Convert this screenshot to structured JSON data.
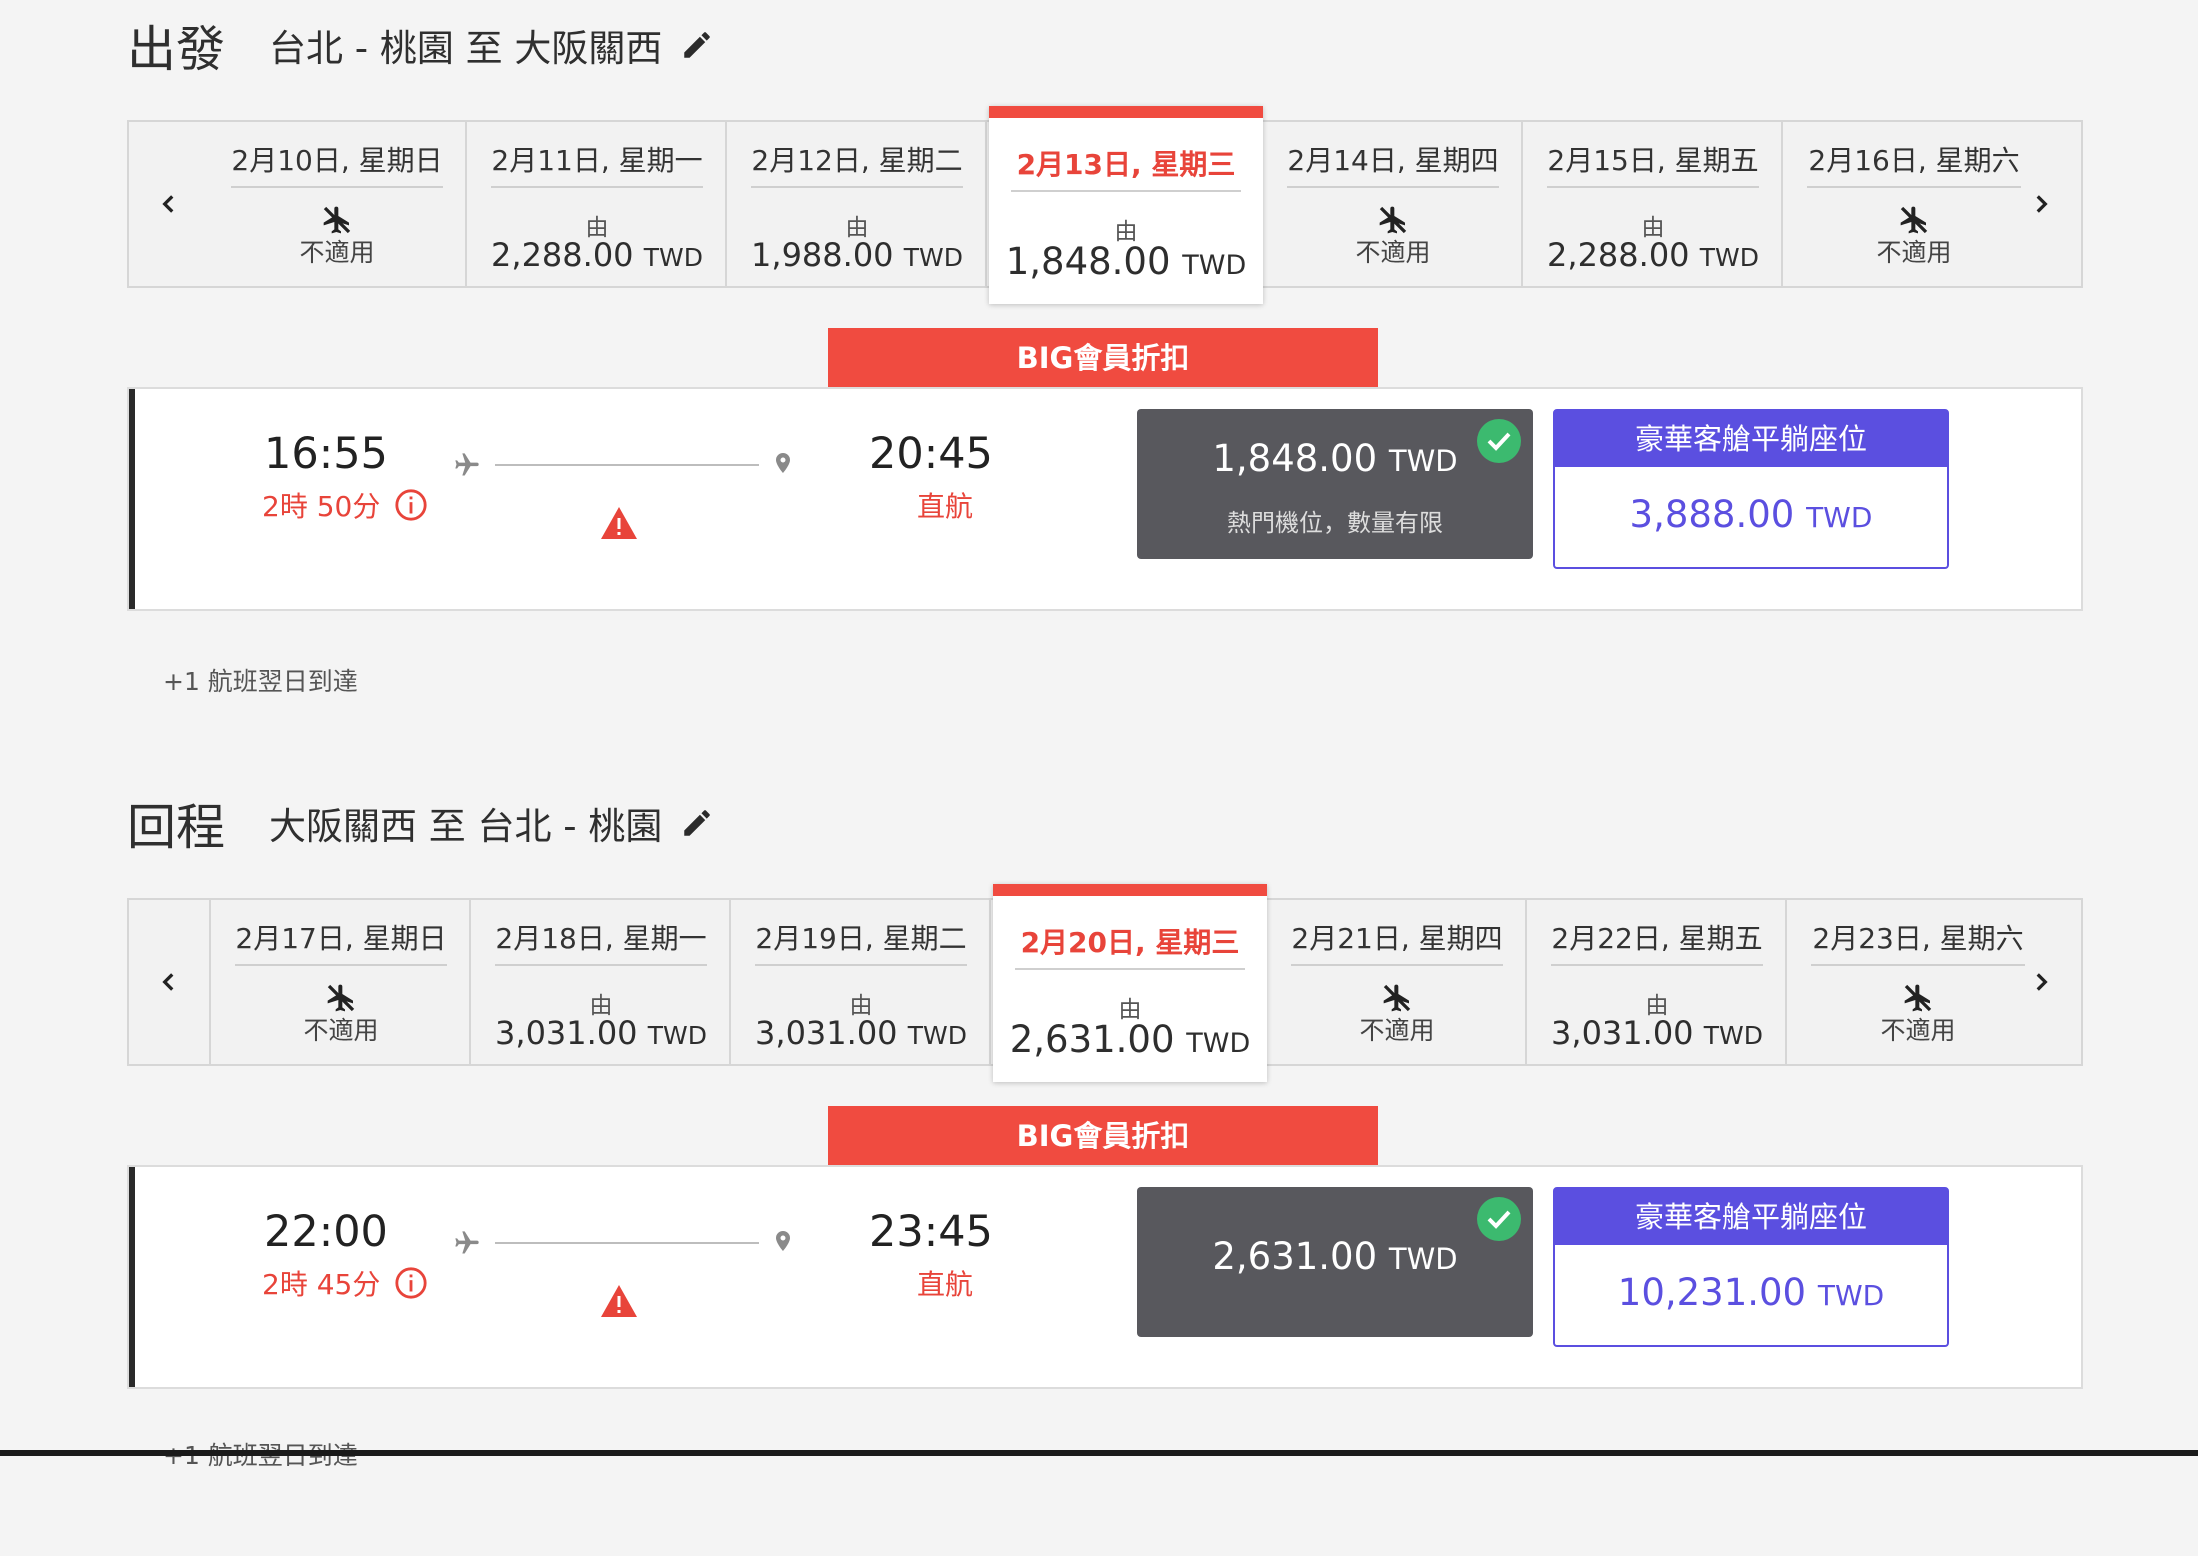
{
  "outbound": {
    "label": "出發",
    "route": "台北 - 桃園 至 大阪關西",
    "dates": [
      {
        "date": "2月10日, 星期日",
        "available": false,
        "na_text": "不適用"
      },
      {
        "date": "2月11日, 星期一",
        "available": true,
        "from": "由",
        "amount": "2,288.00",
        "currency": "TWD"
      },
      {
        "date": "2月12日, 星期二",
        "available": true,
        "from": "由",
        "amount": "1,988.00",
        "currency": "TWD"
      },
      {
        "date": "2月13日, 星期三",
        "available": true,
        "from": "由",
        "amount": "1,848.00",
        "currency": "TWD",
        "selected": true
      },
      {
        "date": "2月14日, 星期四",
        "available": false,
        "na_text": "不適用"
      },
      {
        "date": "2月15日, 星期五",
        "available": true,
        "from": "由",
        "amount": "2,288.00",
        "currency": "TWD"
      },
      {
        "date": "2月16日, 星期六",
        "available": false,
        "na_text": "不適用"
      }
    ],
    "badge": "BIG會員折扣",
    "flight": {
      "depart": "16:55",
      "duration": "2時 50分",
      "arrive": "20:45",
      "stops": "直航",
      "economy_amount": "1,848.00",
      "economy_currency": "TWD",
      "economy_note": "熱門機位，數量有限",
      "premium_label": "豪華客艙平躺座位",
      "premium_amount": "3,888.00",
      "premium_currency": "TWD"
    },
    "footnote": "+1 航班翌日到達"
  },
  "return": {
    "label": "回程",
    "route": "大阪關西 至 台北 - 桃園",
    "dates": [
      {
        "date": "2月17日, 星期日",
        "available": false,
        "na_text": "不適用"
      },
      {
        "date": "2月18日, 星期一",
        "available": true,
        "from": "由",
        "amount": "3,031.00",
        "currency": "TWD"
      },
      {
        "date": "2月19日, 星期二",
        "available": true,
        "from": "由",
        "amount": "3,031.00",
        "currency": "TWD"
      },
      {
        "date": "2月20日, 星期三",
        "available": true,
        "from": "由",
        "amount": "2,631.00",
        "currency": "TWD",
        "selected": true
      },
      {
        "date": "2月21日, 星期四",
        "available": false,
        "na_text": "不適用"
      },
      {
        "date": "2月22日, 星期五",
        "available": true,
        "from": "由",
        "amount": "3,031.00",
        "currency": "TWD"
      },
      {
        "date": "2月23日, 星期六",
        "available": false,
        "na_text": "不適用"
      }
    ],
    "badge": "BIG會員折扣",
    "flight": {
      "depart": "22:00",
      "duration": "2時 45分",
      "arrive": "23:45",
      "stops": "直航",
      "economy_amount": "2,631.00",
      "economy_currency": "TWD",
      "premium_label": "豪華客艙平躺座位",
      "premium_amount": "10,231.00",
      "premium_currency": "TWD"
    },
    "footnote": "+1 航班翌日到達"
  },
  "colors": {
    "accent_red": "#f04b40",
    "premium_purple": "#5b4fe0",
    "economy_card": "#58585d",
    "check_green": "#3cba6f"
  },
  "icons": {
    "edit": "pencil-icon",
    "prev": "chevron-left-icon",
    "next": "chevron-right-icon",
    "not_available": "no-flight-icon",
    "depart": "plane-icon",
    "arrive": "location-pin-icon",
    "warning": "warning-icon",
    "info": "info-icon",
    "selected": "check-circle-icon"
  }
}
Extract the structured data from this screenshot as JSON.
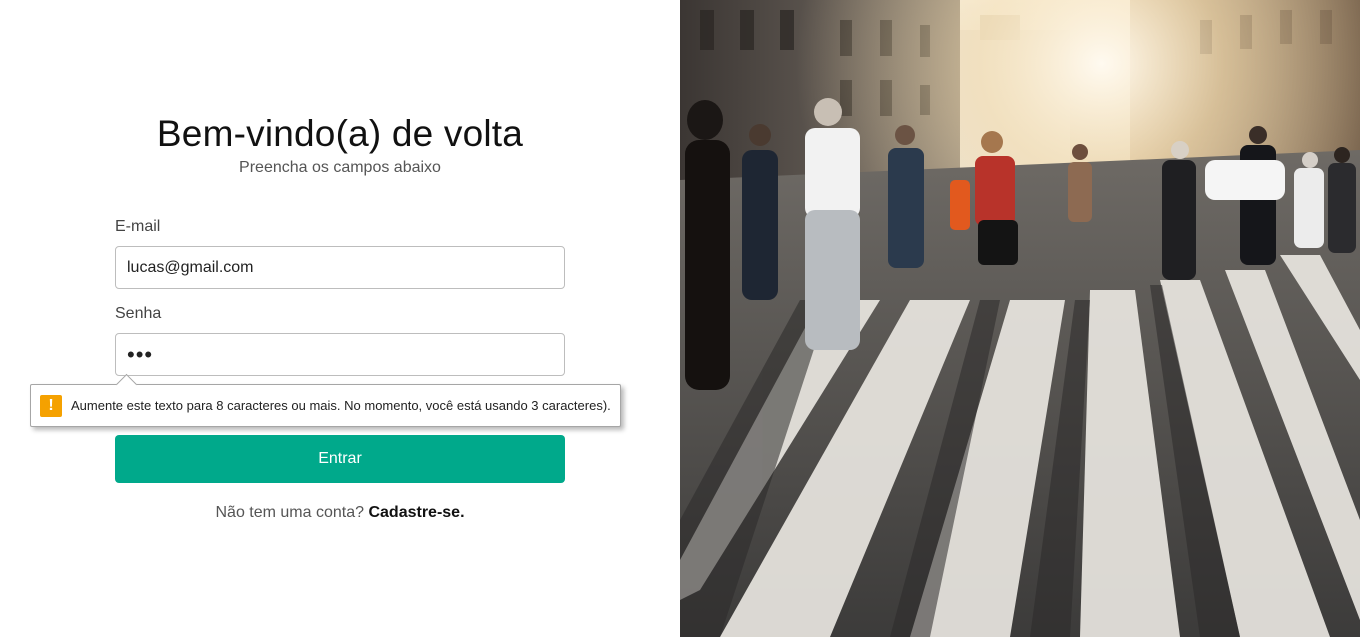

EXERCISE DESCRIPTION
Search the lines for the string "screenshot" and copy every line that has it.

REPLY TO THE TASK
Convert this screenshot to structured JSON data.
Extract the structured data from this screenshot as JSON.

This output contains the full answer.